# What you will do
Check every line below for the word "一联三帮" and copy the ones that have it.

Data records
--*--
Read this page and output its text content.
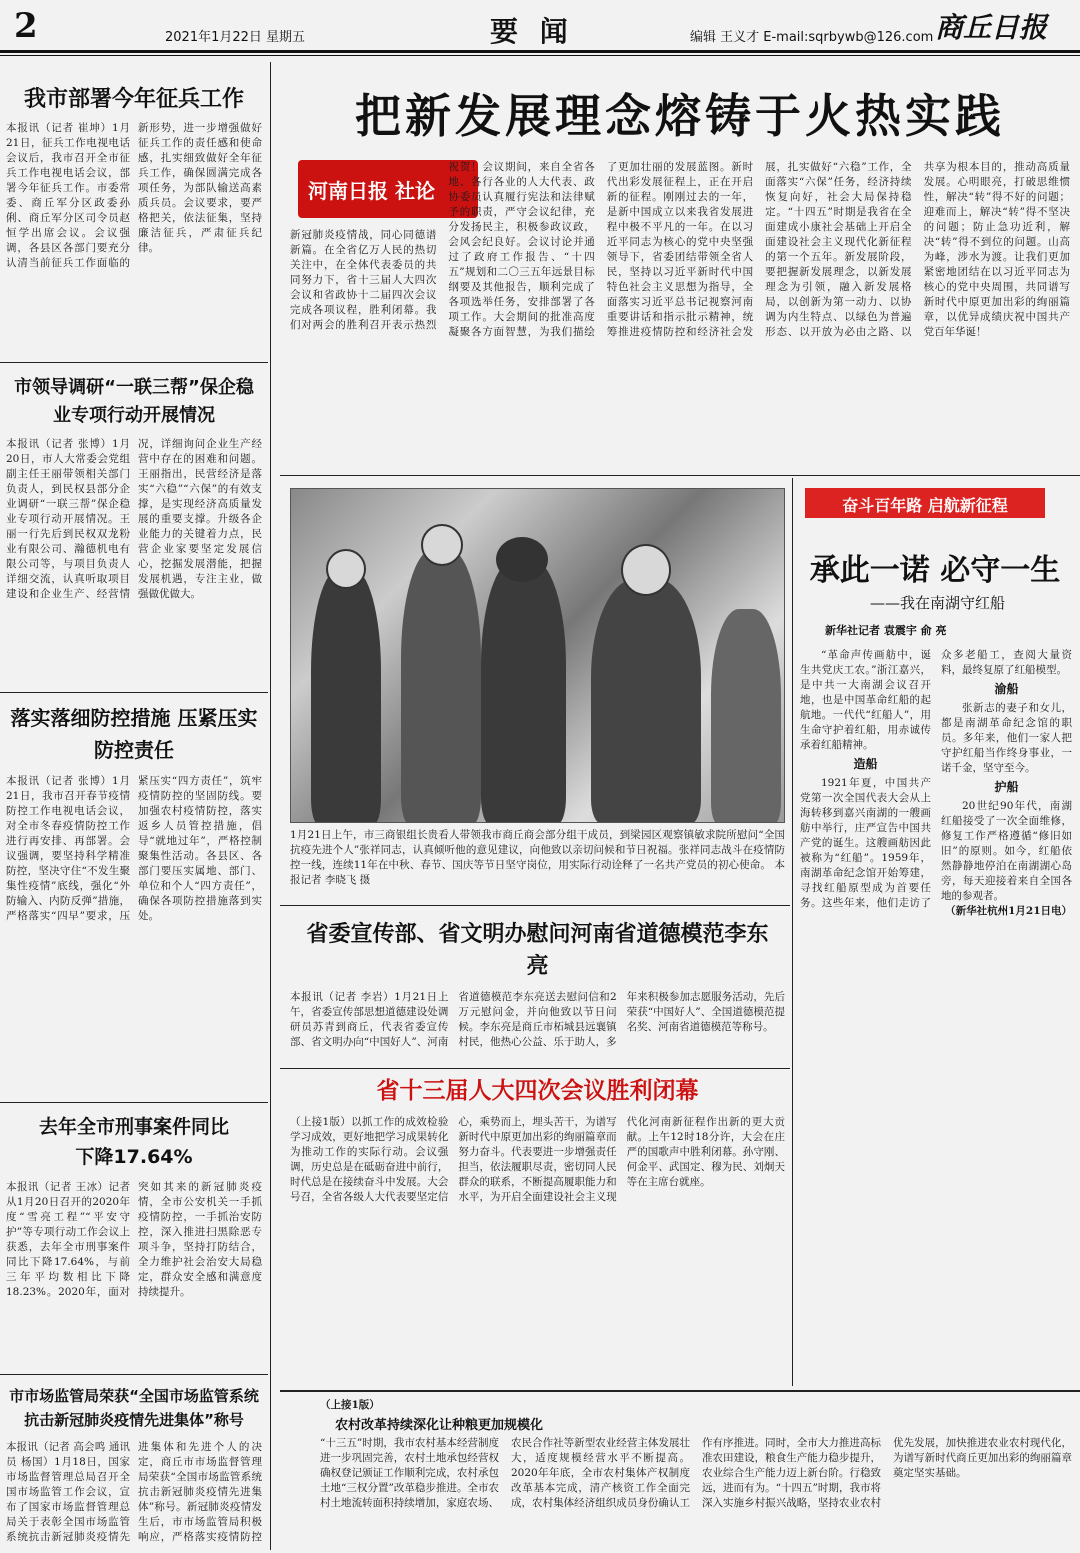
2	2021年1月22日 星期五	要 闻	编辑 王义才 E-mail:sqrbywb@126.com 商丘日报
我市部署今年征兵工作
本报讯（记者 崔坤）1月21日，征兵工作电视电话会议后，我市召开全市征兵工作电视电话会议，部署今年征兵工作。市委常委、商丘军分区政委孙俐、商丘军分区司令员赵恒学出席会议。会议强调，各县区各部门要充分认清当前征兵工作面临的新形势，进一步增强做好征兵工作的责任感和使命感，扎实细致做好全年征兵工作，确保圆满完成各项任务，为部队输送高素质兵员。会议要求，要严格把关，依法征集，坚持廉洁征兵，严肃征兵纪律。
市领导调研“一联三帮”保企稳业专项行动开展情况
本报讯（记者 张博）1月20日，市人大常委会党组副主任王丽带领相关部门负责人，到民权县部分企业调研“一联三帮”保企稳业专项行动开展情况。王丽一行先后到民权双龙粉业有限公司、瀚德机电有限公司等，与项目负责人详细交流，认真听取项目建设和企业生产、经营情况，详细询问企业生产经营中存在的困难和问题。王丽指出，民营经济是落实“六稳”“六保”的有效支撑，是实现经济高质量发展的重要支撑。升级各企业能力的关键着力点，民营企业家要坚定发展信心，挖掘发展潜能，把握发展机遇，专注主业，做强做优做大。
落实落细防控措施 压紧压实防控责任
本报讯（记者 张博）1月21日，我市召开春节疫情防控工作电视电话会议，对全市冬春疫情防控工作进行再安排、再部署。会议强调，要坚持科学精准防控，坚决守住“不发生聚集性疫情”底线，强化“外防输入、内防反弹”措施，严格落实“四早”要求，压紧压实“四方责任”，筑牢疫情防控的坚固防线。要加强农村疫情防控，落实返乡人员管控措施，倡导“就地过年”，严格控制聚集性活动。各县区、各部门要压实属地、部门、单位和个人“四方责任”，确保各项防控措施落到实处。
去年全市刑事案件同比下降17.64%
本报讯（记者 王冰）记者从1月20日召开的2020年度“雪亮工程”“平安守护”等专项行动工作会议上获悉，去年全市刑事案件同比下降17.64%，与前三年平均数相比下降18.23%。2020年，面对突如其来的新冠肺炎疫情，全市公安机关一手抓疫情防控，一手抓治安防控，深入推进扫黑除恶专项斗争，坚持打防结合，全力维护社会治安大局稳定，群众安全感和满意度持续提升。
市市场监管局荣获“全国市场监管系统抗击新冠肺炎疫情先进集体”称号
本报讯（记者 高会鸣 通讯员 杨国）1月18日，国家市场监督管理总局召开全国市场监管工作会议，宣布了国家市场监督管理总局关于表彰全国市场监管系统抗击新冠肺炎疫情先进集体和先进个人的决定，商丘市市场监督管理局荣获“全国市场监管系统抗击新冠肺炎疫情先进集体”称号。新冠肺炎疫情发生后，市市场监管局积极响应，严格落实疫情防控
把新发展理念熔铸于火热实践
河南日报 社论
新冠肺炎疫情战，同心同德谱新篇。在全省亿万人民的热切关注中，在全体代表委员的共同努力下，省十三届人大四次会议和省政协十二届四次会议完成各项议程，胜利闭幕。我们对两会的胜利召开表示热烈祝贺！会议期间，来自全省各地、各行各业的人大代表、政协委员认真履行宪法和法律赋予的职责，严守会议纪律，充分发扬民主，积极参政议政，会风会纪良好。会议讨论并通过了政府工作报告、“十四五”规划和二〇三五年远景目标纲要及其他报告，顺利完成了各项选举任务，安排部署了各项工作。大会期间的批准高度凝聚各方面智慧，为我们描绘了更加壮丽的发展蓝图。新时代出彩发展征程上，正在开启新的征程。刚刚过去的一年，是新中国成立以来我省发展进程中极不平凡的一年。在以习近平同志为核心的党中央坚强领导下，省委团结带领全省人民，坚持以习近平新时代中国特色社会主义思想为指导，全面落实习近平总书记视察河南重要讲话和指示批示精神，统筹推进疫情防控和经济社会发展，扎实做好“六稳”工作，全面落实“六保”任务，经济持续恢复向好，社会大局保持稳定。“十四五”时期是我省在全面建成小康社会基础上开启全面建设社会主义现代化新征程的第一个五年。新发展阶段，要把握新发展理念，以新发展理念为引领，融入新发展格局，以创新为第一动力、以协调为内生特点、以绿色为普遍形态、以开放为必由之路、以共享为根本目的，推动高质量发展。心明眼亮，打破思维惯性，解决“转”得不好的问题；迎难而上，解决“转”得不坚决的问题；防止急功近利，解决“转”得不到位的问题。山高为峰，涉水为渡。让我们更加紧密地团结在以习近平同志为核心的党中央周围，共同谱写新时代中原更加出彩的绚丽篇章，以优异成绩庆祝中国共产党百年华诞！
1月21日上午，市三商银组长贵看人带领我市商丘商会部分组干成员，到梁园区观察镇敏求院所慰问“全国抗疫先进个人”张祥同志，认真倾听他的意见建议，向他致以亲切问候和节日祝福。张祥同志战斗在疫情防控一线，连续11年在中秋、春节、国庆等节日坚守岗位，用实际行动诠释了一名共产党员的初心使命。 本报记者 李晓飞 摄
省委宣传部、省文明办慰问河南省道德模范李东亮
本报讯（记者 李岩）1月21日上午，省委宣传部思想道德建设处调研员苏青到商丘，代表省委宣传部、省文明办向“中国好人”、河南省道德模范李东亮送去慰问信和2万元慰问金，并向他致以节日问候。李东亮是商丘市柘城县远襄镇村民，他热心公益、乐于助人，多年来积极参加志愿服务活动，先后荣获“中国好人”、全国道德模范提名奖、河南省道德模范等称号。
省十三届人大四次会议胜利闭幕
（上接1版）以抓工作的成效检验学习成效，更好地把学习成果转化为推动工作的实际行动。会议强调，历史总是在砥砺奋进中前行，时代总是在接续奋斗中发展。大会号召，全省各级人大代表要坚定信心，乘势而上，埋头苦干，为谱写新时代中原更加出彩的绚丽篇章而努力奋斗。代表要进一步增强责任担当，依法履职尽责，密切同人民群众的联系，不断提高履职能力和水平，为开启全面建设社会主义现代化河南新征程作出新的更大贡献。上午12时18分许，大会在庄严的国歌声中胜利闭幕。孙守刚、何金平、武国定、穆为民、刘炯天等在主席台就座。
奋斗百年路 启航新征程
承此一诺 必守一生
——我在南湖守红船
新华社记者 袁震宇 俞 亮

“革命声传画舫中，诞生共党庆工农。”浙江嘉兴，是中共一大南湖会议召开地，也是中国革命红船的起航地。一代代“红船人”，用生命守护着红船，用赤诚传承着红船精神。

造船

1921年夏，中国共产党第一次全国代表大会从上海转移到嘉兴南湖的一艘画舫中举行，庄严宣告中国共产党的诞生。这艘画舫因此被称为“红船”。1959年，南湖革命纪念馆开始筹建，寻找红船原型成为首要任务。这些年来，他们走访了众多老船工，查阅大量资料，最终复原了红船模型。

渝船

张新志的妻子和女儿，都是南湖革命纪念馆的职员。多年来，他们一家人把守护红船当作终身事业，一诺千金，坚守至今。

护船

20世纪90年代，南湖红船接受了一次全面维修，修复工作严格遵循“修旧如旧”的原则。如今，红船依然静静地停泊在南湖湖心岛旁，每天迎接着来自全国各地的参观者。

（新华社杭州1月21日电）
（上接1版）
农村改革持续深化让种粮更加规模化
“十三五”时期，我市农村基本经营制度进一步巩固完善，农村土地承包经营权确权登记颁证工作顺利完成，农村承包土地“三权分置”改革稳步推进。全市农村土地流转面积持续增加，家庭农场、农民合作社等新型农业经营主体发展壮大，适度规模经营水平不断提高。2020年年底，全市农村集体产权制度改革基本完成，清产核资工作全面完成，农村集体经济组织成员身份确认工作有序推进。同时，全市大力推进高标准农田建设，粮食生产能力稳步提升，农业综合生产能力迈上新台阶。行稳致远，进而有为。“十四五”时期，我市将深入实施乡村振兴战略，坚持农业农村优先发展，加快推进农业农村现代化，为谱写新时代商丘更加出彩的绚丽篇章奠定坚实基础。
--*--
# Solution to the problem
市领导调研“一联三帮”保企稳业专项行动开展情况
本报讯（记者 张博）1月20日，市人大常委会党组副主任王丽带领相关部门负责人，到民权县部分企业调研“一联三帮”保企稳业专项行动开展情况。王丽一行先后到民权双龙粉业有限公司、瀚德机电有限公司等，与项目负责人详细交流，认真听取项目建设和企业生产、经营情况，详细询问企业生产经营中存在的困难和问题。王丽指出，民营经济是落实“六稳”“六保”的有效支撑，是实现经济高质量发展的重要支撑。升级各企业能力的关键着力点，民营企业家要坚定发展信心，挖掘发展潜能，把握发展机遇，专注主业，做强做优做大。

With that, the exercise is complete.